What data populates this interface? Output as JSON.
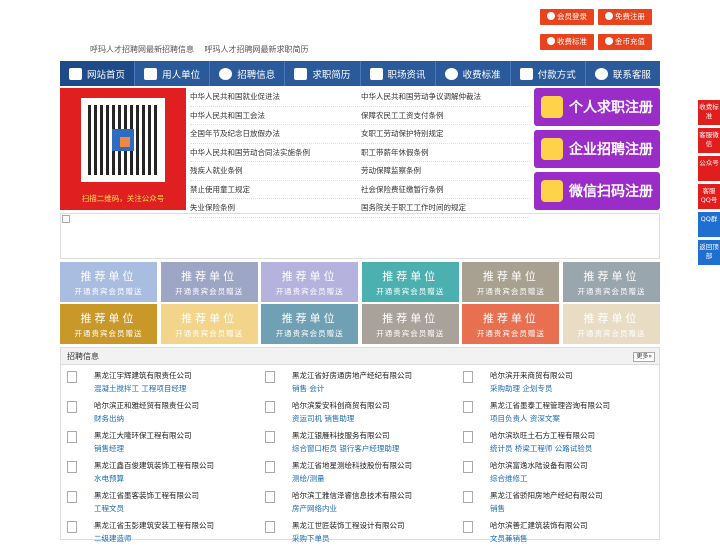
{
  "top_buttons": [
    {
      "label": "会员登录",
      "icon": "user-icon"
    },
    {
      "label": "免费注册",
      "icon": "user-add-icon"
    },
    {
      "label": "收费标准",
      "icon": "check-icon"
    },
    {
      "label": "金币充值",
      "icon": "coin-icon"
    }
  ],
  "tagline": [
    "呼玛人才招聘网最新招聘信息",
    "呼玛人才招聘网最新求职简历"
  ],
  "nav": [
    {
      "label": "网站首页",
      "icon": "home-icon"
    },
    {
      "label": "用人单位",
      "icon": "building-icon"
    },
    {
      "label": "招聘信息",
      "icon": "megaphone-icon"
    },
    {
      "label": "求职简历",
      "icon": "resume-icon"
    },
    {
      "label": "职场资讯",
      "icon": "news-icon"
    },
    {
      "label": "收费标准",
      "icon": "check-icon"
    },
    {
      "label": "付款方式",
      "icon": "payment-icon"
    },
    {
      "label": "联系客服",
      "icon": "phone-icon"
    }
  ],
  "qr_caption": "扫描二维码，关注公众号",
  "law_links": [
    [
      "中华人民共和国就业促进法",
      "中华人民共和国劳动争议调解仲裁法"
    ],
    [
      "中华人民共和国工会法",
      "保障农民工工资支付条例"
    ],
    [
      "全国年节及纪念日放假办法",
      "女职工劳动保护特别规定"
    ],
    [
      "中华人民共和国劳动合同法实施条例",
      "职工带薪年休假条例"
    ],
    [
      "残疾人就业条例",
      "劳动保障监察条例"
    ],
    [
      "禁止使用童工规定",
      "社会保险费征缴暂行条例"
    ],
    [
      "失业保险条例",
      "国务院关于职工工作时间的规定"
    ]
  ],
  "register_buttons": [
    {
      "label": "个人求职注册",
      "icon": "person-icon"
    },
    {
      "label": "企业招聘注册",
      "icon": "company-icon"
    },
    {
      "label": "微信扫码注册",
      "icon": "wechat-icon"
    }
  ],
  "side_float": [
    "收费标准",
    "客服微信",
    "公众号",
    "客服QQ号",
    "QQ群",
    "返回顶部"
  ],
  "ad_slot": {
    "title": "推荐单位",
    "sub": "开通贵宾会员赠送"
  },
  "ad_colors": [
    "#a9bde0",
    "#9ea6c6",
    "#b6b2de",
    "#4db0b0",
    "#a8a090",
    "#9aa6ae",
    "#c89828",
    "#f2d48a",
    "#6fa0b4",
    "#a8a29a",
    "#e87050",
    "#e8dcc4"
  ],
  "jobs_title": "招聘信息",
  "jobs_more": "更多»",
  "jobs": [
    {
      "company": "黑龙江宇辉建筑有限责任公司",
      "positions": "混凝土搅拌工 工程项目经理"
    },
    {
      "company": "黑龙江省好房通房地产经纪有限公司",
      "positions": "销售 会计"
    },
    {
      "company": "哈尔滨开来商贸有限公司",
      "positions": "采购助理 企划专员"
    },
    {
      "company": "哈尔滨正和雅经贸有限责任公司",
      "positions": "财务出纳"
    },
    {
      "company": "哈尔滨爱安科创商贸有限公司",
      "positions": "资运司机 销售助理"
    },
    {
      "company": "黑龙江省墨泰工程管理咨询有限公司",
      "positions": "项目负责人 资深文案"
    },
    {
      "company": "黑龙江大隆环保工程有限公司",
      "positions": "销售经理"
    },
    {
      "company": "黑龙江银雁科技服务有限公司",
      "positions": "综合窗口柜员 银行客户经理助理"
    },
    {
      "company": "哈尔滨玖旺土石方工程有限公司",
      "positions": "统计员 桥梁工程师 公路试验员"
    },
    {
      "company": "黑龙江鑫百俊建筑装饰工程有限公司",
      "positions": "水电预算"
    },
    {
      "company": "黑龙江省地星测绘科技股份有限公司",
      "positions": "测绘/测量"
    },
    {
      "company": "哈尔滨富逸水陆设备有限公司",
      "positions": "综合维修工"
    },
    {
      "company": "黑龙江省墨客装饰工程有限公司",
      "positions": "工程文员"
    },
    {
      "company": "哈尔滨工雅信泽睿信息技术有限公司",
      "positions": "房产网络内业"
    },
    {
      "company": "黑龙江省骄阳房地产经纪有限公司",
      "positions": "销售"
    },
    {
      "company": "黑龙江省玉彭建筑安装工程有限公司",
      "positions": "二级建造师"
    },
    {
      "company": "黑龙江世匠装饰工程设计有限公司",
      "positions": "采购下单员"
    },
    {
      "company": "哈尔滨善汇建筑装饰有限公司",
      "positions": "文员兼销售"
    }
  ]
}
──────────
Exercise objective
Go through the listing above and quote it exactly, apart from its images.

Written solution
What data populates this interface? Output as JSON.
{
  "top_buttons": [
    {
      "label": "会员登录",
      "icon": "user-icon"
    },
    {
      "label": "免费注册",
      "icon": "user-add-icon"
    },
    {
      "label": "收费标准",
      "icon": "check-icon"
    },
    {
      "label": "金币充值",
      "icon": "coin-icon"
    }
  ],
  "tagline": [
    "呼玛人才招聘网最新招聘信息",
    "呼玛人才招聘网最新求职简历"
  ],
  "nav": [
    {
      "label": "网站首页",
      "icon": "home-icon"
    },
    {
      "label": "用人单位",
      "icon": "building-icon"
    },
    {
      "label": "招聘信息",
      "icon": "megaphone-icon"
    },
    {
      "label": "求职简历",
      "icon": "resume-icon"
    },
    {
      "label": "职场资讯",
      "icon": "news-icon"
    },
    {
      "label": "收费标准",
      "icon": "check-icon"
    },
    {
      "label": "付款方式",
      "icon": "payment-icon"
    },
    {
      "label": "联系客服",
      "icon": "phone-icon"
    }
  ],
  "qr_caption": "扫描二维码，关注公众号",
  "law_links": [
    [
      "中华人民共和国就业促进法",
      "中华人民共和国劳动争议调解仲裁法"
    ],
    [
      "中华人民共和国工会法",
      "保障农民工工资支付条例"
    ],
    [
      "全国年节及纪念日放假办法",
      "女职工劳动保护特别规定"
    ],
    [
      "中华人民共和国劳动合同法实施条例",
      "职工带薪年休假条例"
    ],
    [
      "残疾人就业条例",
      "劳动保障监察条例"
    ],
    [
      "禁止使用童工规定",
      "社会保险费征缴暂行条例"
    ],
    [
      "失业保险条例",
      "国务院关于职工工作时间的规定"
    ]
  ],
  "register_buttons": [
    {
      "label": "个人求职注册",
      "icon": "person-icon"
    },
    {
      "label": "企业招聘注册",
      "icon": "company-icon"
    },
    {
      "label": "微信扫码注册",
      "icon": "wechat-icon"
    }
  ],
  "side_float": [
    "收费标准",
    "客服微信",
    "公众号",
    "客服QQ号",
    "QQ群",
    "返回顶部"
  ],
  "ad_slot": {
    "title": "推荐单位",
    "sub": "开通贵宾会员赠送"
  },
  "ad_colors": [
    "#a9bde0",
    "#9ea6c6",
    "#b6b2de",
    "#4db0b0",
    "#a8a090",
    "#9aa6ae",
    "#c89828",
    "#f2d48a",
    "#6fa0b4",
    "#a8a29a",
    "#e87050",
    "#e8dcc4"
  ],
  "jobs_title": "招聘信息",
  "jobs_more": "更多»",
  "jobs": [
    {
      "company": "黑龙江宇辉建筑有限责任公司",
      "positions": "混凝土搅拌工 工程项目经理"
    },
    {
      "company": "黑龙江省好房通房地产经纪有限公司",
      "positions": "销售 会计"
    },
    {
      "company": "哈尔滨开来商贸有限公司",
      "positions": "采购助理 企划专员"
    },
    {
      "company": "哈尔滨正和雅经贸有限责任公司",
      "positions": "财务出纳"
    },
    {
      "company": "哈尔滨爱安科创商贸有限公司",
      "positions": "资运司机 销售助理"
    },
    {
      "company": "黑龙江省墨泰工程管理咨询有限公司",
      "positions": "项目负责人 资深文案"
    },
    {
      "company": "黑龙江大隆环保工程有限公司",
      "positions": "销售经理"
    },
    {
      "company": "黑龙江银雁科技服务有限公司",
      "positions": "综合窗口柜员 银行客户经理助理"
    },
    {
      "company": "哈尔滨玖旺土石方工程有限公司",
      "positions": "统计员 桥梁工程师 公路试验员"
    },
    {
      "company": "黑龙江鑫百俊建筑装饰工程有限公司",
      "positions": "水电预算"
    },
    {
      "company": "黑龙江省地星测绘科技股份有限公司",
      "positions": "测绘/测量"
    },
    {
      "company": "哈尔滨富逸水陆设备有限公司",
      "positions": "综合维修工"
    },
    {
      "company": "黑龙江省墨客装饰工程有限公司",
      "positions": "工程文员"
    },
    {
      "company": "哈尔滨工雅信泽睿信息技术有限公司",
      "positions": "房产网络内业"
    },
    {
      "company": "黑龙江省骄阳房地产经纪有限公司",
      "positions": "销售"
    },
    {
      "company": "黑龙江省玉彭建筑安装工程有限公司",
      "positions": "二级建造师"
    },
    {
      "company": "黑龙江世匠装饰工程设计有限公司",
      "positions": "采购下单员"
    },
    {
      "company": "哈尔滨善汇建筑装饰有限公司",
      "positions": "文员兼销售"
    }
  ]
}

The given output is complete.